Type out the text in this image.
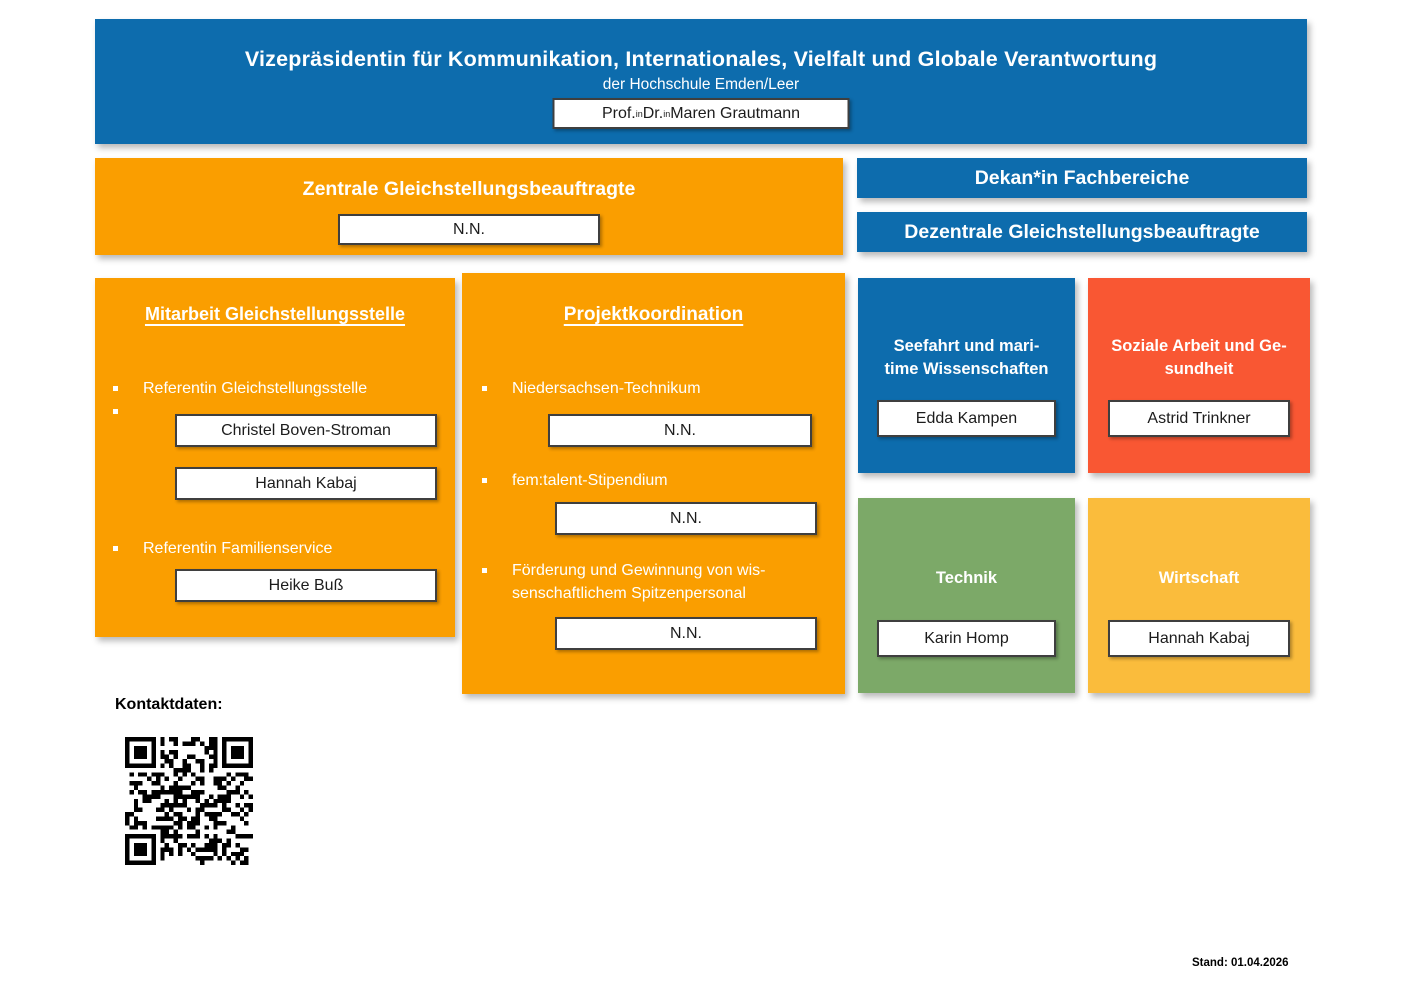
Vizepräsidentin für Kommunikation, Internationales, Vielfalt und Globale Verantwortung
der Hochschule Emden/Leer
Prof. in Dr. in Maren Grautmann
Zentrale Gleichstellungsbeauftragte
N.N.
Dekan*in Fachbereiche
Dezentrale Gleichstellungsbeauftragte
Mitarbeit Gleichstellungsstelle
Referentin Gleichstellungsstelle
Christel Boven-Stroman
Hannah Kabaj
Referentin Familienservice
Heike Buß
Projektkoordination
Niedersachsen-Technikum
N.N.
fem:talent-Stipendium
N.N.
Förderung und Gewinnung von wis-
senschaftlichem Spitzenpersonal
N.N.
Seefahrt und mari-
time Wissenschaften
Edda Kampen
Soziale Arbeit und Ge-
sundheit
Astrid Trinkner
Technik
Karin Homp
Wirtschaft
Hannah Kabaj
Kontaktdaten:
Stand: 01.04.2026
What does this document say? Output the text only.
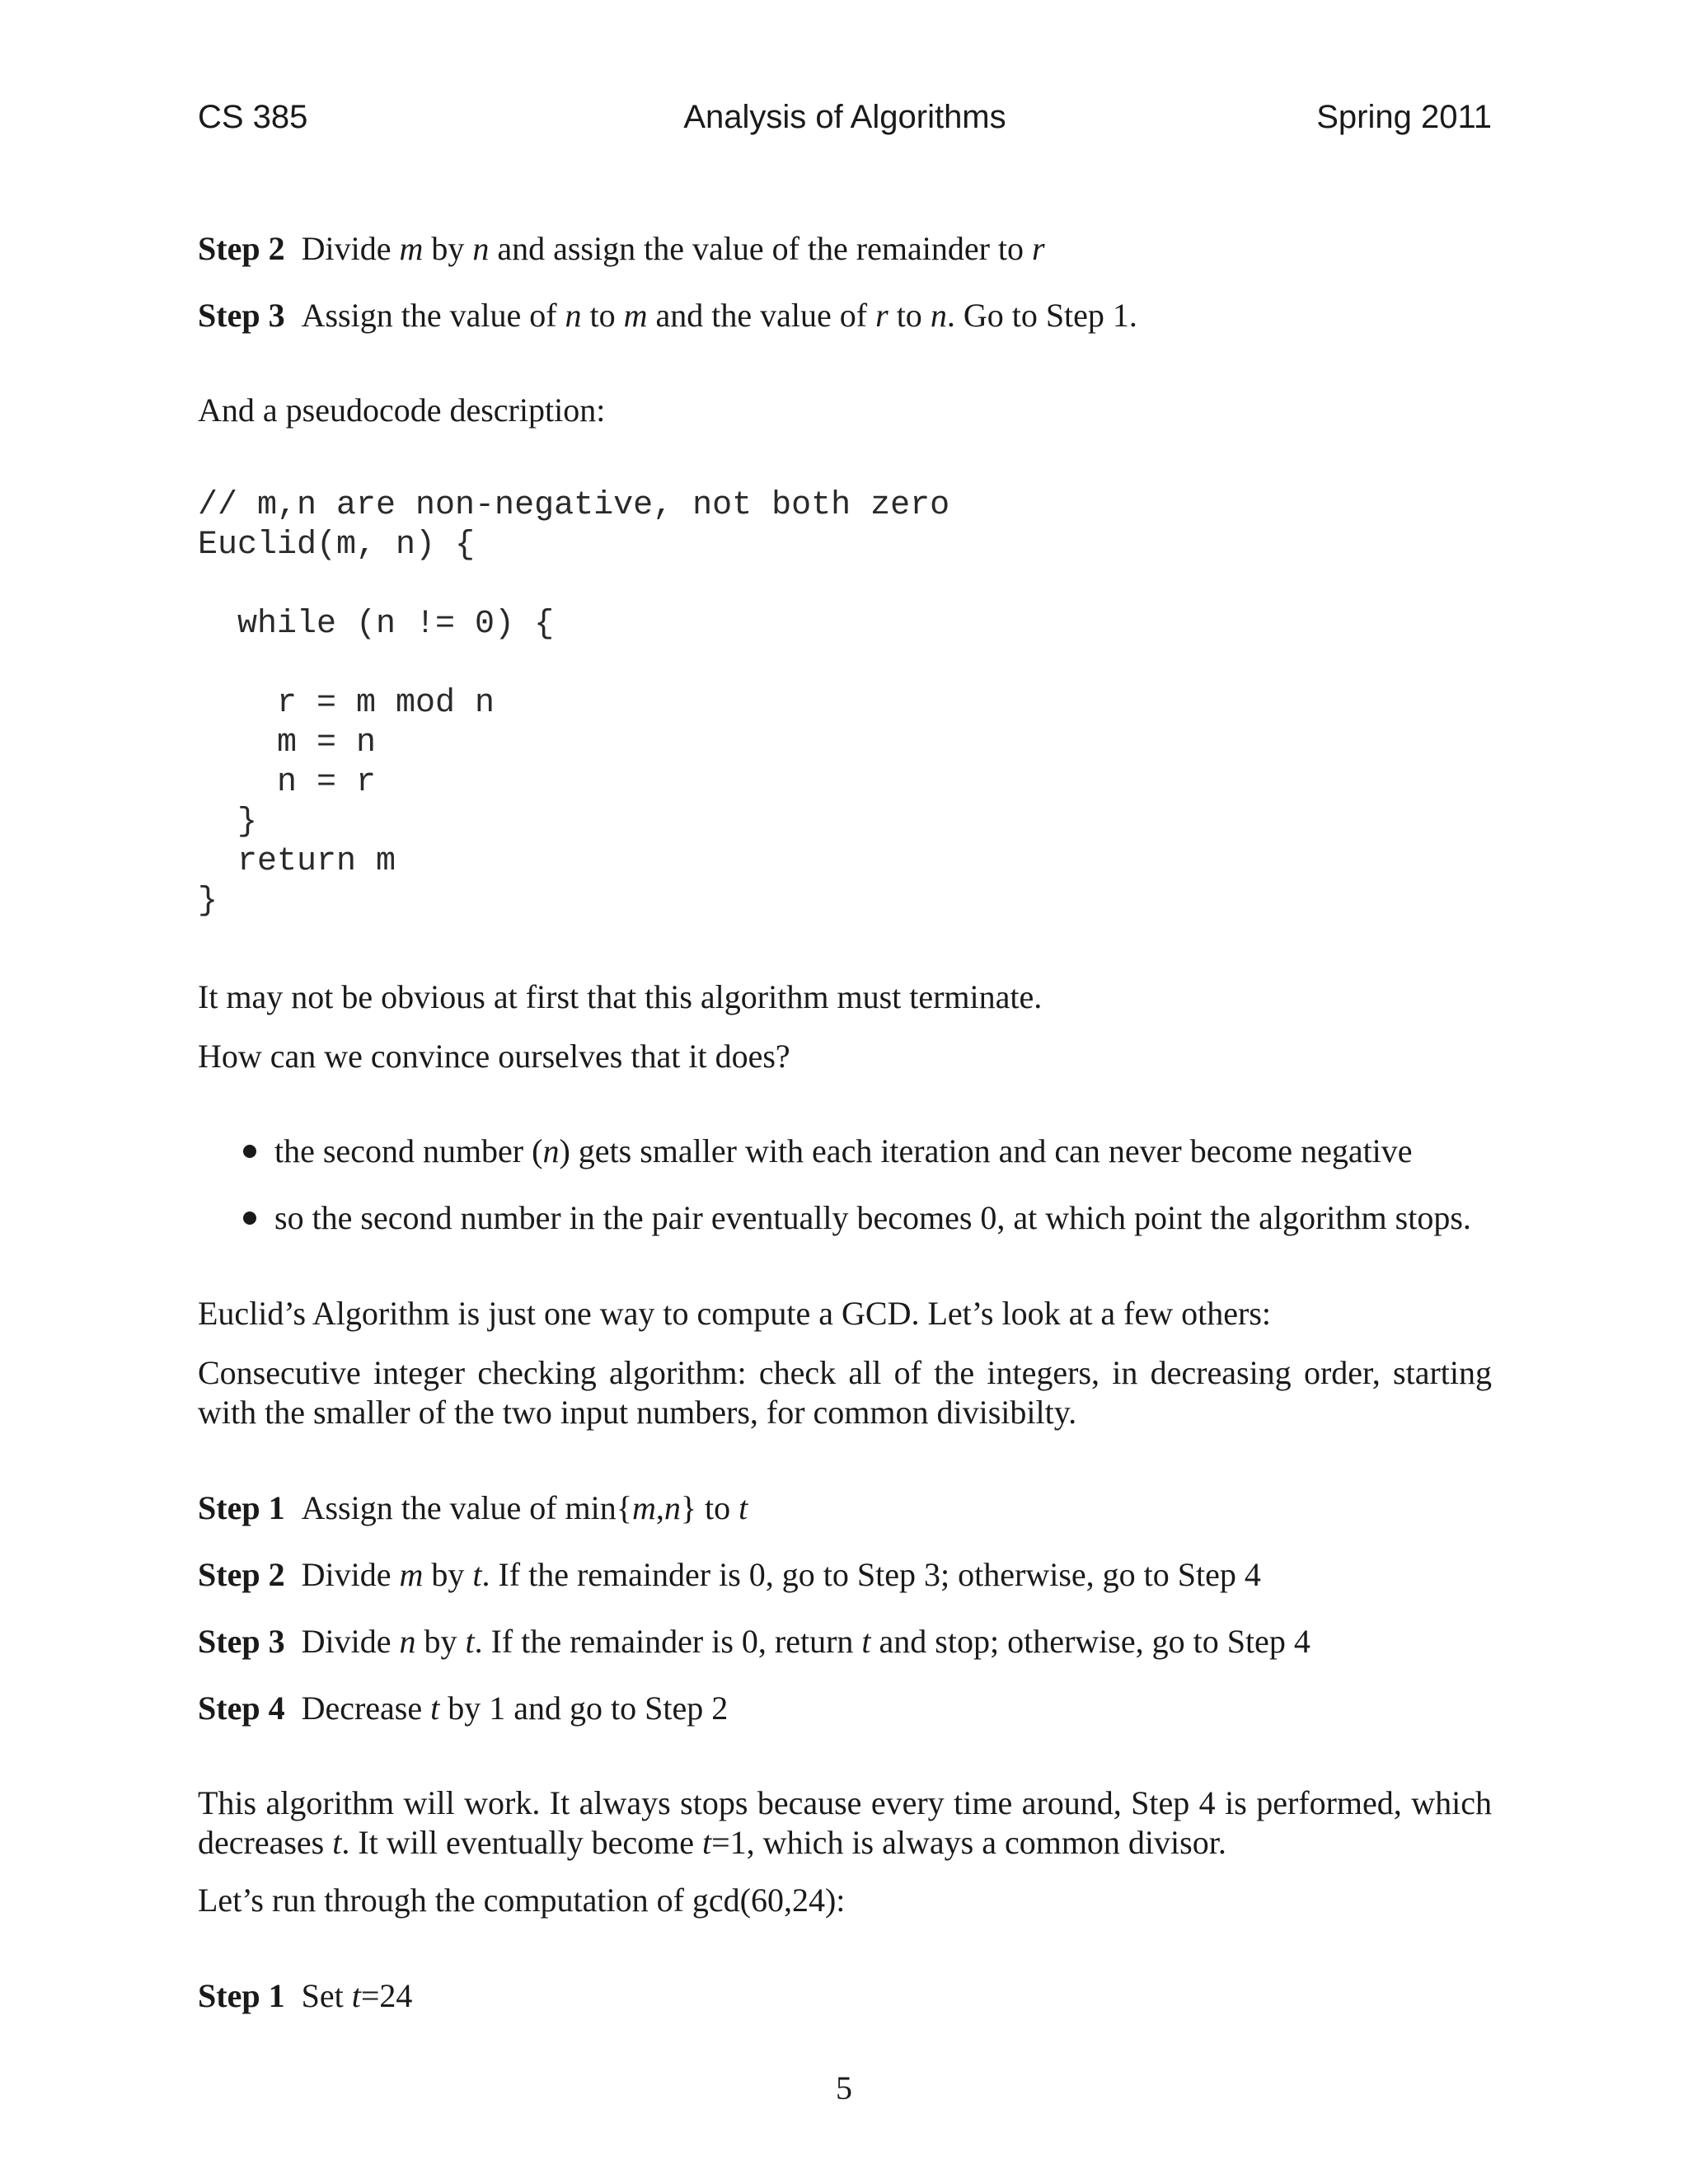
CS 385	Analysis of Algorithms	Spring 2011
Step 2 Divide m by n and assign the value of the remainder to r
Step 3 Assign the value of n to m and the value of r to n. Go to Step 1.
And a pseudocode description:
// m,n are non-negative, not both zero
Euclid(m, n) {
while (n != 0) {
r = m mod n
m = n
n = r
}
return m
}
It may not be obvious at first that this algorithm must terminate.
How can we convince ourselves that it does?
the second number (n) gets smaller with each iteration and can never become negative
so the second number in the pair eventually becomes 0, at which point the algorithm stops.
Euclid’s Algorithm is just one way to compute a GCD. Let’s look at a few others:
Consecutive integer checking algorithm: check all of the integers, in decreasing order, starting with the smaller of the two input numbers, for common divisibilty.
Step 1 Assign the value of min{m,n} to t
Step 2 Divide m by t. If the remainder is 0, go to Step 3; otherwise, go to Step 4
Step 3 Divide n by t. If the remainder is 0, return t and stop; otherwise, go to Step 4
Step 4 Decrease t by 1 and go to Step 2
This algorithm will work. It always stops because every time around, Step 4 is performed, which decreases t. It will eventually become t=1, which is always a common divisor.
Let’s run through the computation of gcd(60,24):
Step 1 Set t=24
5
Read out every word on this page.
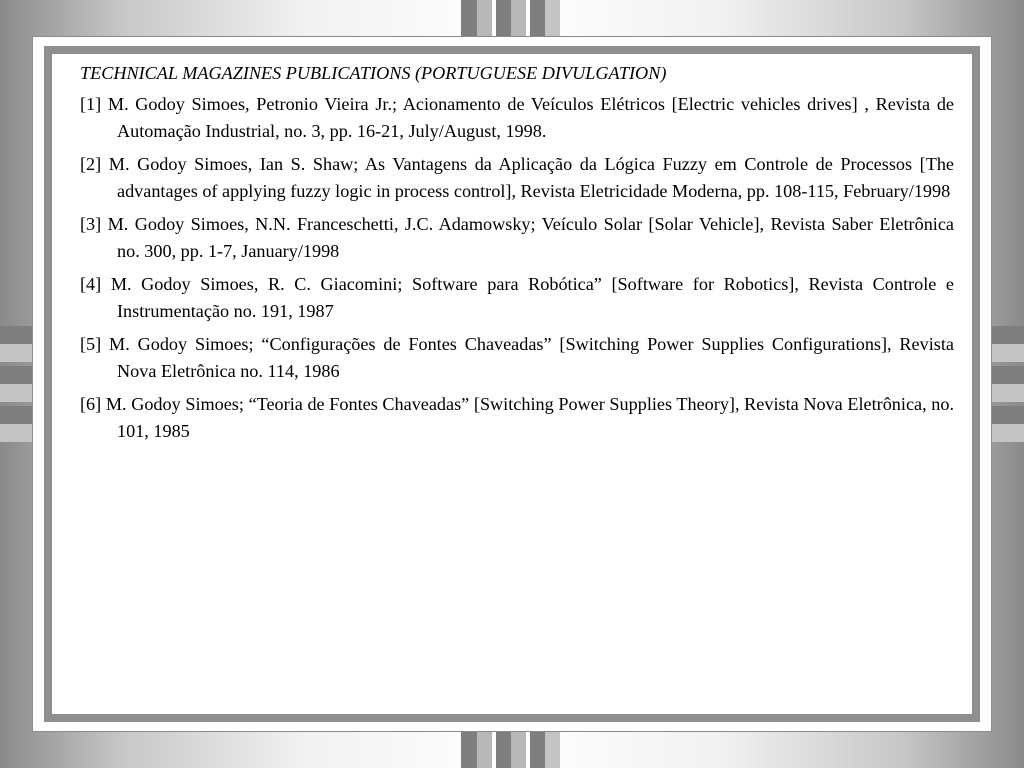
TECHNICAL MAGAZINES PUBLICATIONS (PORTUGUESE DIVULGATION)
[1] M. Godoy Simoes, Petronio Vieira Jr.; Acionamento de Veículos Elétricos [Electric vehicles drives] , Revista de Automação Industrial, no. 3, pp. 16-21, July/August, 1998.
[2] M. Godoy Simoes, Ian S. Shaw; As Vantagens da Aplicação da Lógica Fuzzy em Controle de Processos [The advantages of applying fuzzy logic in process control], Revista Eletricidade Moderna, pp. 108-115, February/1998
[3] M. Godoy Simoes, N.N. Franceschetti, J.C. Adamowsky; Veículo Solar [Solar Vehicle], Revista Saber Eletrônica no. 300, pp. 1-7, January/1998
[4] M. Godoy Simoes, R. C. Giacomini; Software para Robótica” [Software for Robotics], Revista Controle e Instrumentação no. 191, 1987
[5] M. Godoy Simoes; “Configurações de Fontes Chaveadas” [Switching Power Supplies Configurations], Revista Nova Eletrônica no. 114, 1986
[6] M. Godoy Simoes; “Teoria de Fontes Chaveadas” [Switching Power Supplies Theory], Revista Nova Eletrônica, no. 101, 1985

Work required:
Filter out every line that lacks the word "negative", and copy the rest.

Solved exercise:
// m,n are non-negative, not both zero
the second number (n) gets smaller with each iteration and can never become negative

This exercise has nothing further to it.